Given passage

QPACE2
QPACE 2 is a massively parallel and scalable supercomputer. It was designed for applications in lattice quantum chromodynamics but is also suitable for a wider range of applications..
Overview
QPACE 2 is a follow-up to the QPACE supercomputer and the iDataCool hot-water cooling project.It is a combined effort of the particle physics group at the University of Regensburg and the Italian company Eurotech. The academic design team consisted of about 10 junior and senior physicists.
Details of the project are described in.
QPACE 2 uses Intel Xeon Phi processors, interconnected by a combination of PCI Express and FDR InfiniBand.
The main features of the QPACE 2 prototype installed at the University of Regensburg are
- scalability
- high packaging density
- warm-water cooling
- high energy efficiency
- cost-effective design
QPACE 2 was funded by the German Research Foundation in the framework of SFB/TRR-55 and by Eurotech.
Architecture
Many current supercomputers are hybrid architectures that use accelerator cards with a PCIe interface to boost the compute performance. In general, server processors support only a limited number of accelerators due to the limited number of PCIe lanes. The common approach to integrate multiple accelerators cards into the host system is to arrange multiple server processors, typically two or four, as distributed shared memory systems. This approach allows for a higher number of accelerators per compute node due to the higher number of PCIe lanes. However, it also comes with several disadvantages:- The server processors, their interconnects and memory chips significantly increase the foot-print of the host system.
- Expenses for the multiprocessor design are typically high.
- Server processors significantly contribute to the overall power signature of hybrid computer architectures and need appropriate cooling capacities.
- The server processor interconnect can hinder efficient intra-node communication and impose limitations on the performance of inter-node communication via the external network.
- The compute performance of server processors is typically an order of magnitude lower than that of accelerator cards, thus their contribution to the overall performance can be rather small.
- The instruction set architectures and hardware resources of server processors and accelerators differ significantly. Therefore, it is not always feasible for code to be developed for and to be executed on both architectures.

Challenge 1
According to the QPACE 2 passage, which company worked with the particle physics group at the University of Regensburg on the project?
Challenge 2
Write what comes next in the QPACE 2 passage, continuing after its final sentence.
The lines after this passage are separate material.

Source material

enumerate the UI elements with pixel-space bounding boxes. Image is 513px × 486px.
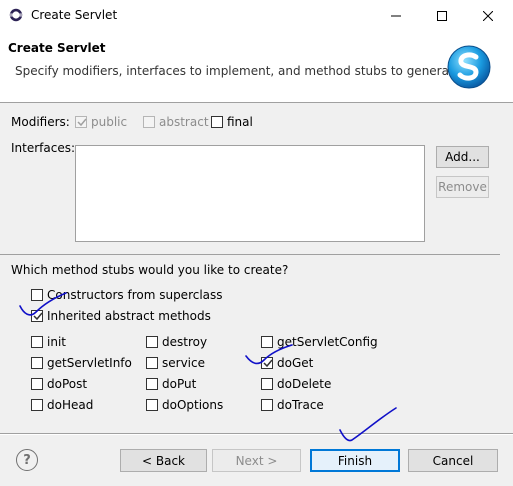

Written answer 1
The Italian company Eurotech.

Written answer 2
The QPACE 2 rack contains 64 compute nodes. 32 nodes each are on the front- and backside of the rack. The power subsystem consists of 48 power supplies that deliver an aggregate peak power of 96 kW. QPACE 2 relies on a warm-water cooling solution to achieve this packaging and power density.
Compute node
The QPACE 2 node consists of commodity hardware interconnected by PCIe. The midplane hosts a 96-lane PCIe switch, provides six 16-lane PCIe Gen3 slots, and delivers power to all slots. One slot is used for the CPU card, which is a PCIe form factor card containing one Intel Haswell E3-1230L v3 server processor with 16 GB DDR3 memory as well as a microcontroller to monitor and control the node. Four slots are used for Xeon Phi 7120X cards with 16 GB GDDR5 each, and one slot for a dual-port FDR InfiniBand network interface card.The midplane and the CPU card were designed for the QPACE 2 project but can be reused for other projects or products.
The low-power Intel E3-1230L v3 server CPU is energy-efficient, but weak in computational power compared to other server processors available around 2015. The CPU does not contribute significantly to the compute power of the node. It is merely running the operating system and system-relevant drivers. Technically, the CPU serves as a root complex for the PCIe fabric. The PCIe switch extends the host CPU's limited number of PCIe lanes to a total of 80 lanes, therefore enabling a multitude of components to be connected to the CPU as PCIe endpoints. This architecture also allows the Xeon Phis to do peer-to-peer communication via PCIe and to directly access the external network without having to go through the host CPU.
Each QPACE 2 node comprises 248 physical cores. Host processor and accelerators support multithreading. The number of logical cores per node is 984.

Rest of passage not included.